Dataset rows
####
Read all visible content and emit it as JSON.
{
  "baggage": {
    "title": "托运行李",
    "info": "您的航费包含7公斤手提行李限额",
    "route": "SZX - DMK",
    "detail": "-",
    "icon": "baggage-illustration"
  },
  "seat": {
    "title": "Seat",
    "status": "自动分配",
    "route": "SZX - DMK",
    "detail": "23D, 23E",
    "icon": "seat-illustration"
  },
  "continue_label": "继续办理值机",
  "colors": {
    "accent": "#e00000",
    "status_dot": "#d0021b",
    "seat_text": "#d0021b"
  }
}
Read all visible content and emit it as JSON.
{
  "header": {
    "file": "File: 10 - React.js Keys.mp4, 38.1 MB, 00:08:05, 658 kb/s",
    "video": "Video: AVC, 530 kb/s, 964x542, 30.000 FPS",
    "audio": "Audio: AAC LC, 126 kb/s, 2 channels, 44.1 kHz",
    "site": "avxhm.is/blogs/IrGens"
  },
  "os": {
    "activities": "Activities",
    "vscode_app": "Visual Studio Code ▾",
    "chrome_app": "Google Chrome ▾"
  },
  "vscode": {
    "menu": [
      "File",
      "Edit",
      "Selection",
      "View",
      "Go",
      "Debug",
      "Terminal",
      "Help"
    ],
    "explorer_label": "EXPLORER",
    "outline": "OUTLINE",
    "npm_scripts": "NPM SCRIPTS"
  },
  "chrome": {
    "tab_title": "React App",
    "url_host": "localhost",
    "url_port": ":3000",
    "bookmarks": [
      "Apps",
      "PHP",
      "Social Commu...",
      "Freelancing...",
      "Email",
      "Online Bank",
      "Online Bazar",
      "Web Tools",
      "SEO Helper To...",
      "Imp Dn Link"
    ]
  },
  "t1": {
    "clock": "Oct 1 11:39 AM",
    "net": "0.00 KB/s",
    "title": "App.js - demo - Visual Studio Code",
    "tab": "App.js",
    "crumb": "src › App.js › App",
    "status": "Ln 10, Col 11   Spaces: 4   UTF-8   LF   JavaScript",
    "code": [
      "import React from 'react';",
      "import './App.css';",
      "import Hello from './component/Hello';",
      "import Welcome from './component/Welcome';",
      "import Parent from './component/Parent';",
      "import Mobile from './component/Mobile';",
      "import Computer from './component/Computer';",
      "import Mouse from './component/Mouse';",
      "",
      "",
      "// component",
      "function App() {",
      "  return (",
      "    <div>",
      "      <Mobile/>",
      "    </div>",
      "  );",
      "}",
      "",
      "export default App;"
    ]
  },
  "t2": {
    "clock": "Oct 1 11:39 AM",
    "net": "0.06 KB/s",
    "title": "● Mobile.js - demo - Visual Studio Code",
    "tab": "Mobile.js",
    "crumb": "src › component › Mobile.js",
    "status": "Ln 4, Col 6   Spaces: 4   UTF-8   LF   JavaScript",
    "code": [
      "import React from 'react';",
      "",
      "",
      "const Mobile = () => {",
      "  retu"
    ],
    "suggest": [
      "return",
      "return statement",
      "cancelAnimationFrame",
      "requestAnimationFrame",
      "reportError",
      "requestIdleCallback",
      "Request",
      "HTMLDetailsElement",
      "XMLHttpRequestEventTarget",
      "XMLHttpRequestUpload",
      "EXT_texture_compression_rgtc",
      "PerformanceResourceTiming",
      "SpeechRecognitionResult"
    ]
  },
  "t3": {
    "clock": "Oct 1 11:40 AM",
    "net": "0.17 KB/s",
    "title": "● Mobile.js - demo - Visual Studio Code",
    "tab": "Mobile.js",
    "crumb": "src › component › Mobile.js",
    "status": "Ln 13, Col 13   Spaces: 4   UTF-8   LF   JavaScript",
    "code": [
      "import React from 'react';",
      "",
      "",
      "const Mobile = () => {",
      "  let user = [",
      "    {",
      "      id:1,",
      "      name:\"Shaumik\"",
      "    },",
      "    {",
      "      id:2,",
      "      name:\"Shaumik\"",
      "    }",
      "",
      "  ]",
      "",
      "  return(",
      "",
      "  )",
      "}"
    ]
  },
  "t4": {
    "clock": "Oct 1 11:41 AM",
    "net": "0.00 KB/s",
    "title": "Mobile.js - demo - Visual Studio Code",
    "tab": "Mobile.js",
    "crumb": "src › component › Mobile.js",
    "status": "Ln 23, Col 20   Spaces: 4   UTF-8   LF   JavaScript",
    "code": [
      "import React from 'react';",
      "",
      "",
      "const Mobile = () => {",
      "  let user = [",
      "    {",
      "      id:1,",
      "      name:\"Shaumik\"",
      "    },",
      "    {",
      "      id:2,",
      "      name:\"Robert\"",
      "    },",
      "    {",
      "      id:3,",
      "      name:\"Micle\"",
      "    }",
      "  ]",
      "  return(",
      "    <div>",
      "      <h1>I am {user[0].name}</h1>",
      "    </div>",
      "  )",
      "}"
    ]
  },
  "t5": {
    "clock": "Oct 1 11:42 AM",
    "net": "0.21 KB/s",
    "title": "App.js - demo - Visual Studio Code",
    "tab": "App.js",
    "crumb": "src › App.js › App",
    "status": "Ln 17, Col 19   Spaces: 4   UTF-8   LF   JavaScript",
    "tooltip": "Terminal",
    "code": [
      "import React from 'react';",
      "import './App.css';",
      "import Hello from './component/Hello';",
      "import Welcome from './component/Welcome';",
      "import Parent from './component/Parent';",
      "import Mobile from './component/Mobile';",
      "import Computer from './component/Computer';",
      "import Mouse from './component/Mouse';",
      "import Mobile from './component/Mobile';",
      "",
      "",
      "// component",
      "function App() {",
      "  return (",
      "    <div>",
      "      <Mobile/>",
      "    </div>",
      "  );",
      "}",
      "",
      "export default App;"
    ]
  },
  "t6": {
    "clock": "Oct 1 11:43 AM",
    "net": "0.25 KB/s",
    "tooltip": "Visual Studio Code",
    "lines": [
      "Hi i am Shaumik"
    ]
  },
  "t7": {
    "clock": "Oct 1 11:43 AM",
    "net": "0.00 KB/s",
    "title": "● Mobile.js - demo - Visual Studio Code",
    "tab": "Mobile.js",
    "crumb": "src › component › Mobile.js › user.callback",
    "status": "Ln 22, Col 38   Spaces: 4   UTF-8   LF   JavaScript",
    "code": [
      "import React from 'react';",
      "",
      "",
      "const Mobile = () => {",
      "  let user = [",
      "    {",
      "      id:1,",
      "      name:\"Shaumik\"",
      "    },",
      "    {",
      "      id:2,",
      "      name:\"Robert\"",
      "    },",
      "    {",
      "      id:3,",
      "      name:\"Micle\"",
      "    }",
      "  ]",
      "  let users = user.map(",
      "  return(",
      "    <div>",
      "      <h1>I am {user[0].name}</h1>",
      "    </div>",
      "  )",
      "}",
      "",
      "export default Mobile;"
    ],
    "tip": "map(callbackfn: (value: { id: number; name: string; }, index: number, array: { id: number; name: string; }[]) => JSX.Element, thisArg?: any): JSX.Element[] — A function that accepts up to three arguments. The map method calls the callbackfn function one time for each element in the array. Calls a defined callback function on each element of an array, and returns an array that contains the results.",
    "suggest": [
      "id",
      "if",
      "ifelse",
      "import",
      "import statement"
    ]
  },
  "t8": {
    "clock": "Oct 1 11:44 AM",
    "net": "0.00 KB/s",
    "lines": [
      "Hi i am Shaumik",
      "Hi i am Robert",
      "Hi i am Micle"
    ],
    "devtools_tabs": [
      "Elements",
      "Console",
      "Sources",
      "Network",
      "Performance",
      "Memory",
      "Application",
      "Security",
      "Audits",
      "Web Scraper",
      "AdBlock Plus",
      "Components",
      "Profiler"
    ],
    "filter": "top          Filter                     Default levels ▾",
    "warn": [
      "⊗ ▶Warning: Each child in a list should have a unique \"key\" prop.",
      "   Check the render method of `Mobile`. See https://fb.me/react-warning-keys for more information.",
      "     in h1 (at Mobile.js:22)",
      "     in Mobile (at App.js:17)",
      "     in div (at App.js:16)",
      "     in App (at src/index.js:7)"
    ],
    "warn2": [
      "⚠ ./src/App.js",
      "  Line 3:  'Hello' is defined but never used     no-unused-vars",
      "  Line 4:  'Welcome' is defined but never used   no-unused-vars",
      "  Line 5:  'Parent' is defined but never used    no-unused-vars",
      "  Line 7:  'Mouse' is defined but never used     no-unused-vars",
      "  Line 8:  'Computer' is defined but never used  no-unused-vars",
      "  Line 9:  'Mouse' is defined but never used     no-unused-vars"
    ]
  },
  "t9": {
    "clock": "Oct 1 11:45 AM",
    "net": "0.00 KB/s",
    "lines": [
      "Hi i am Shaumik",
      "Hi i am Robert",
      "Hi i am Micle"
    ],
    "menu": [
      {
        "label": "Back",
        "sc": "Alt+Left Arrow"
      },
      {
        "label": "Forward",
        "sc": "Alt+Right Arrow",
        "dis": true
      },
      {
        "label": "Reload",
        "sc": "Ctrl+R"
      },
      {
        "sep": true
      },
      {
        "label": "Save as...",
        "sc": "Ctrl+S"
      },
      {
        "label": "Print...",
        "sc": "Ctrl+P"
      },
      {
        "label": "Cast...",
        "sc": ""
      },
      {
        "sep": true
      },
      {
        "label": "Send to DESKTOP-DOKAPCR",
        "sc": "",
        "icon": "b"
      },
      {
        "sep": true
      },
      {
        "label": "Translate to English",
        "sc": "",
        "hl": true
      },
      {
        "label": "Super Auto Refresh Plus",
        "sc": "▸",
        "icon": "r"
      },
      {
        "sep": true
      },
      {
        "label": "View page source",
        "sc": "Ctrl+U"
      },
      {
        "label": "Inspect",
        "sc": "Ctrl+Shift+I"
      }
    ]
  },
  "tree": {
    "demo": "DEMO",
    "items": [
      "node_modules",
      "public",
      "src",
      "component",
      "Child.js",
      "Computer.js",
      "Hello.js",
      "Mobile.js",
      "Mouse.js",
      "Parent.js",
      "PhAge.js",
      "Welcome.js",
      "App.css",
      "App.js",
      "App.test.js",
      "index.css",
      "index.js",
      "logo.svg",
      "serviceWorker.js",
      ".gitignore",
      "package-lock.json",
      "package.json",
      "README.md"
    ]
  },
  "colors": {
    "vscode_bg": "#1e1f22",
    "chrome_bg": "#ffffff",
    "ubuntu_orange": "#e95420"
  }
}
####
» SET EXERCISE
Exactly how many lines in the data above contain the word "illustration"? Respond with the number and nothing more.

» ANSWER TO THE TASK
2